- **Task description**: Comb through the entries for "在患者家系中调查" and pull out each line that holds it.

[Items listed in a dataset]
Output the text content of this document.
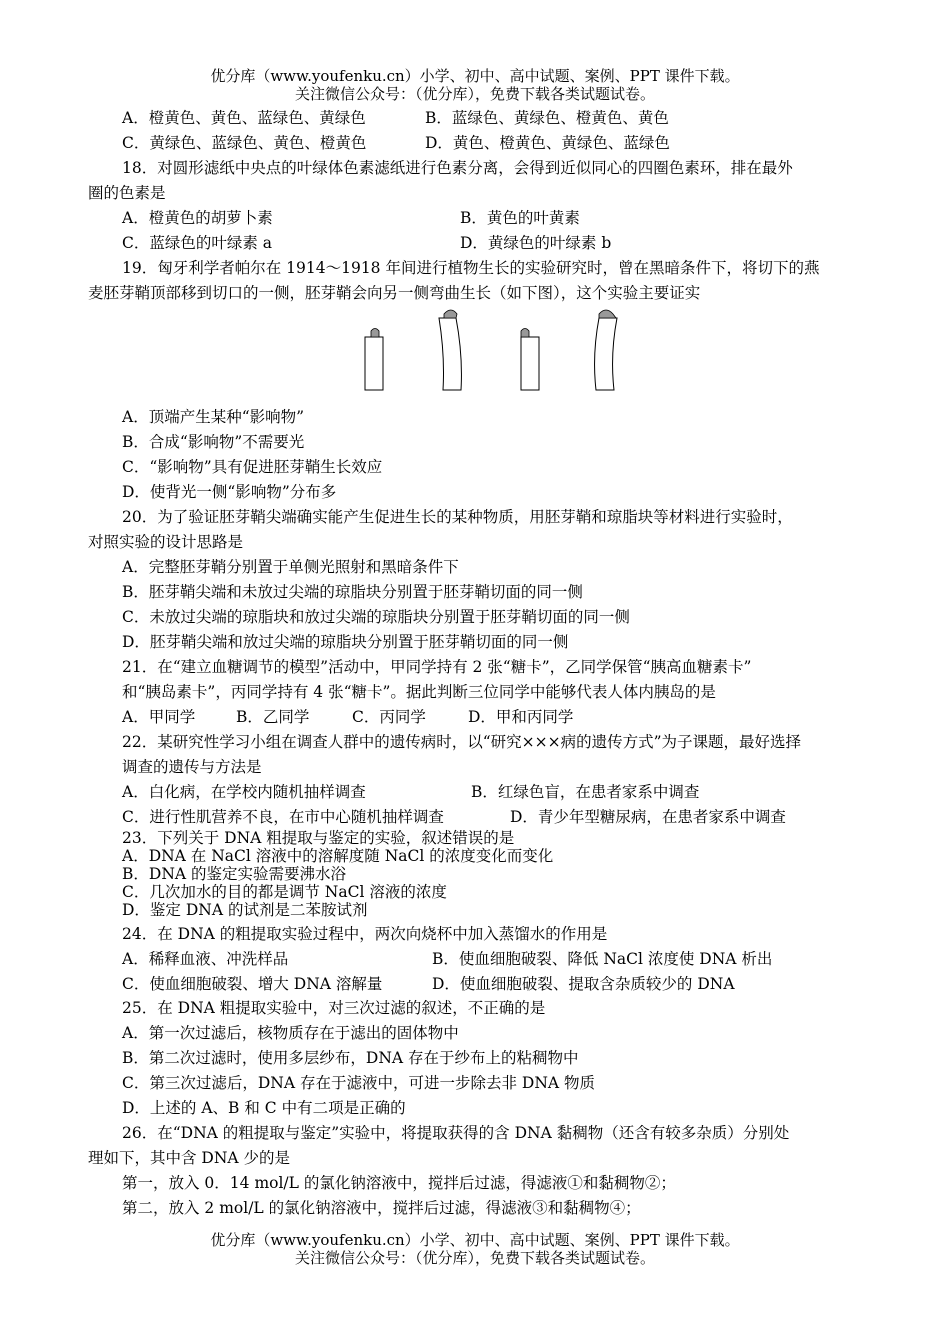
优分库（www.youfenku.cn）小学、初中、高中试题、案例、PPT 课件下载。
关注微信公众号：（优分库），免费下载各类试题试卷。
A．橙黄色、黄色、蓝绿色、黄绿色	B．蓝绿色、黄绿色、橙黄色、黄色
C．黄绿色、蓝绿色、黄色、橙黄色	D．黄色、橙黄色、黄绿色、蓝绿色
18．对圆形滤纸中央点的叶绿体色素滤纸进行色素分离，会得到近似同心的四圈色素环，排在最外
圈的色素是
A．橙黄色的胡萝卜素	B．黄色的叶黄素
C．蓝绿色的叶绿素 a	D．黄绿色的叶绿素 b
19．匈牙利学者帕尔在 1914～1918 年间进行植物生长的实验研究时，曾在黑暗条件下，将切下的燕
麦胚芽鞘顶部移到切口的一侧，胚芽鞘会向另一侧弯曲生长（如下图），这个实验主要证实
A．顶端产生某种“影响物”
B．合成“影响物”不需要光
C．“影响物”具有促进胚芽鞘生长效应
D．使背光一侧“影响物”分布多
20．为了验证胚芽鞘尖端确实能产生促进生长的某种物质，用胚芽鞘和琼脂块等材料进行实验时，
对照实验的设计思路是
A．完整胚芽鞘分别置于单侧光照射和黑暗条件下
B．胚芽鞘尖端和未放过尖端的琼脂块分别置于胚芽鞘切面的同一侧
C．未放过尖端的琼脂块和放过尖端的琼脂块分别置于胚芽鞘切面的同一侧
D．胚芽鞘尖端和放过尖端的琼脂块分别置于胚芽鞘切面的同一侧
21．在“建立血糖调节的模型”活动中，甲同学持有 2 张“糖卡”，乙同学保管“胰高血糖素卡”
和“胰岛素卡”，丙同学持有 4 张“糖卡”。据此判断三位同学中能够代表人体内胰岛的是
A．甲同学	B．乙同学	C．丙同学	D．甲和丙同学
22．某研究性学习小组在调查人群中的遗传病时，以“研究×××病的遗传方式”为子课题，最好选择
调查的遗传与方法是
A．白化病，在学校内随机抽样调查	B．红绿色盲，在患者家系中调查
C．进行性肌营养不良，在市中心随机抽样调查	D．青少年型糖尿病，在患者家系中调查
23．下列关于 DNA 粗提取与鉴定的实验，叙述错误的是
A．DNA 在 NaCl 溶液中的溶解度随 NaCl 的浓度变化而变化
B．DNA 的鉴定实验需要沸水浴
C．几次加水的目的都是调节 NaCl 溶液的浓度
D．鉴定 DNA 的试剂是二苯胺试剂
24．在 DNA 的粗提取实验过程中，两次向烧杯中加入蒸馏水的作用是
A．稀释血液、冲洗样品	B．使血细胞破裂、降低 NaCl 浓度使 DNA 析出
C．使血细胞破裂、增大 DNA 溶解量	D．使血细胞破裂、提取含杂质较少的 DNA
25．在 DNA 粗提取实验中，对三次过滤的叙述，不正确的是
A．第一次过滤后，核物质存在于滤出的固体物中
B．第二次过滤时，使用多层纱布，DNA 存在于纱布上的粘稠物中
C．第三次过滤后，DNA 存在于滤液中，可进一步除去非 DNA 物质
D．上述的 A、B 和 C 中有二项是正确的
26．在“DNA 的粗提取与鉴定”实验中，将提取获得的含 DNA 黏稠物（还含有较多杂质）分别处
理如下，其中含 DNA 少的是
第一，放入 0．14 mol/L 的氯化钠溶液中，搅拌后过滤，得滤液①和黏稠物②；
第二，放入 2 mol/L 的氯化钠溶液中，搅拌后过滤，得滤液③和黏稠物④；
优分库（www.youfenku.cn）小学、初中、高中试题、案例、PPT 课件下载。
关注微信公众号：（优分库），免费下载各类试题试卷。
---
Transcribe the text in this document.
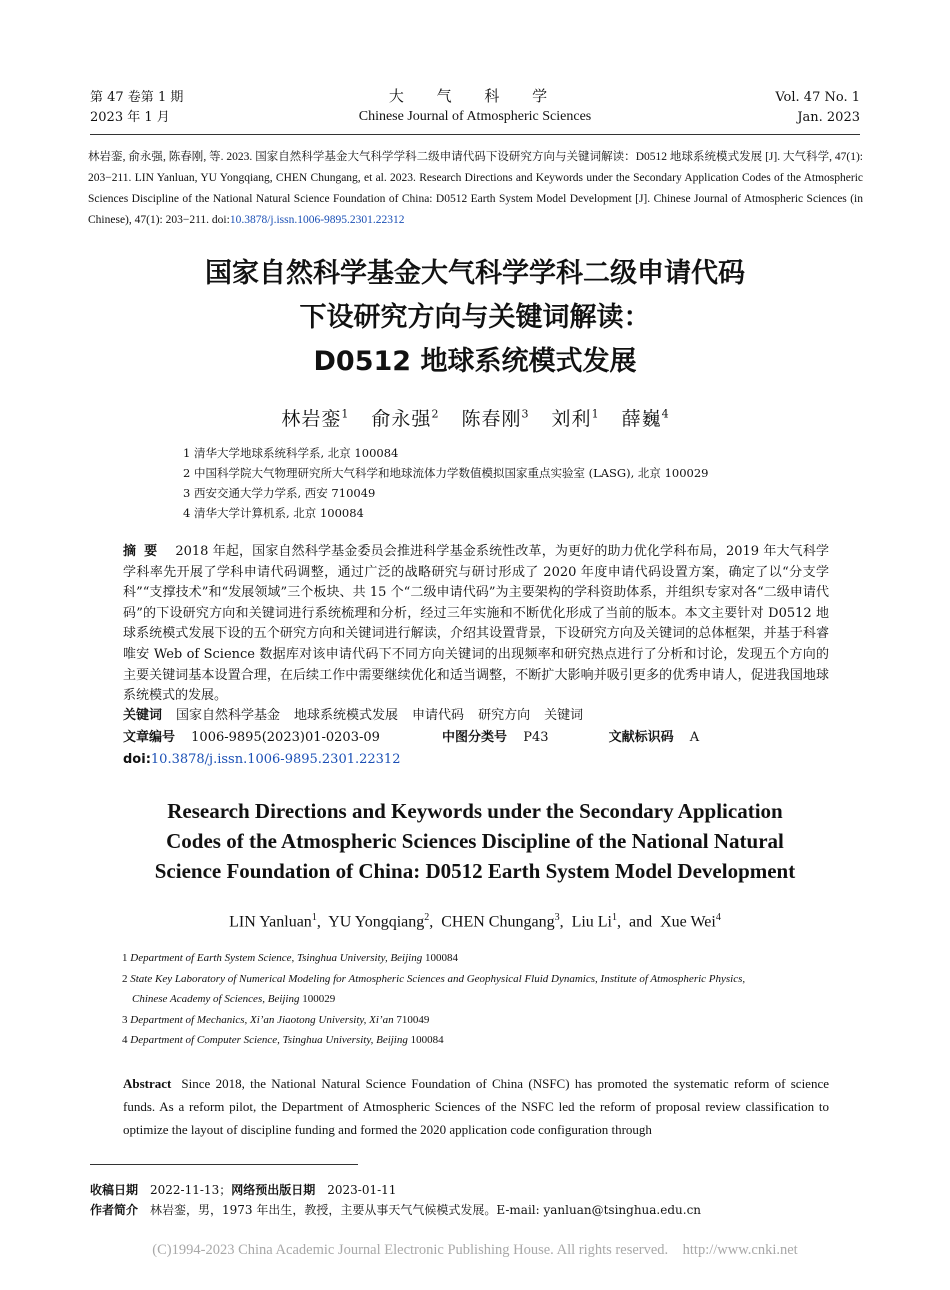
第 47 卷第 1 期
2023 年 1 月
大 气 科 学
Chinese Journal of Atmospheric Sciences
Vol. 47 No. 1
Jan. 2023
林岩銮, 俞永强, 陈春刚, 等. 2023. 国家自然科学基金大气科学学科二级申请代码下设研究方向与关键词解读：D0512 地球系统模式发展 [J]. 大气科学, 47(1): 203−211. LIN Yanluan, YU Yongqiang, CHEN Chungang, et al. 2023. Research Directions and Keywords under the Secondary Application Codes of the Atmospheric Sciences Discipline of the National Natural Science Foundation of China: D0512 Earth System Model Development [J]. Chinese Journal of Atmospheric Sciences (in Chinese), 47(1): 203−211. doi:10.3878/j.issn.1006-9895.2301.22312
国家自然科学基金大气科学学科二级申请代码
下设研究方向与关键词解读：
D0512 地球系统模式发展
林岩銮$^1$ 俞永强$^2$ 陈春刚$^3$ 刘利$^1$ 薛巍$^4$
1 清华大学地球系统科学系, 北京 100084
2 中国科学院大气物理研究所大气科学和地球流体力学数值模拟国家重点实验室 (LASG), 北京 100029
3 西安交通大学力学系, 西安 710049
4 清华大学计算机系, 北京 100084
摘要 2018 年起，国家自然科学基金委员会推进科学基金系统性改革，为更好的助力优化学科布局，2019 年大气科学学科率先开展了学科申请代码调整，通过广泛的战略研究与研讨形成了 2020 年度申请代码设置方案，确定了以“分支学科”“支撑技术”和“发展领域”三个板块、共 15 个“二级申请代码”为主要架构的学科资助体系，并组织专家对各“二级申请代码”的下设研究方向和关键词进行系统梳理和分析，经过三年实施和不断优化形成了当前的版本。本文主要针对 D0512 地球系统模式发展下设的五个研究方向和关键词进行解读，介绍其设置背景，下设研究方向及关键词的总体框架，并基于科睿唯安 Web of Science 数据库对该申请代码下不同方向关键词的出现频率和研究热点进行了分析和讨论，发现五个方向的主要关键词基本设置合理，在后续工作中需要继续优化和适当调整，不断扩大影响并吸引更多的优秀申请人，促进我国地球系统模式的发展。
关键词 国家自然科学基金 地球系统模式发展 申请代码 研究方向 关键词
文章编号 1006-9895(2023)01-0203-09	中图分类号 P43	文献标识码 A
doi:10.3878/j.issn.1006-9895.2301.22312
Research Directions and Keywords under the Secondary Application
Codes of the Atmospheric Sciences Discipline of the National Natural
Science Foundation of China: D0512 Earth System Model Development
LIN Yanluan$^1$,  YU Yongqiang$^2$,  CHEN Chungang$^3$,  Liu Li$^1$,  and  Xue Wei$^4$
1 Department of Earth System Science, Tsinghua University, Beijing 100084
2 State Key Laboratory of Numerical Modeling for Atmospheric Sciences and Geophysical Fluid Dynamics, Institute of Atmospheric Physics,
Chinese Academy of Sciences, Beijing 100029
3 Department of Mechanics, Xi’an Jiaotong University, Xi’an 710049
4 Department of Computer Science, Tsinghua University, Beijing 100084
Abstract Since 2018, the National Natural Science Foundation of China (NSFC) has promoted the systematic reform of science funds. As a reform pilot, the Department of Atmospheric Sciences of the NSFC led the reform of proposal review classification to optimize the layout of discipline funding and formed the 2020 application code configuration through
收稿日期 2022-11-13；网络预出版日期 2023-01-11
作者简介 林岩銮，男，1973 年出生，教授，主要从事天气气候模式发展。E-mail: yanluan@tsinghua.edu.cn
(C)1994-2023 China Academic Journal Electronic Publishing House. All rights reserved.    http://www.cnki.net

- **Correct response**:
A．白化病，在学校内随机抽样调查	B．红绿色盲，在患者家系中调查
C．进行性肌营养不良，在市中心随机抽样调查	D．青少年型糖尿病，在患者家系中调查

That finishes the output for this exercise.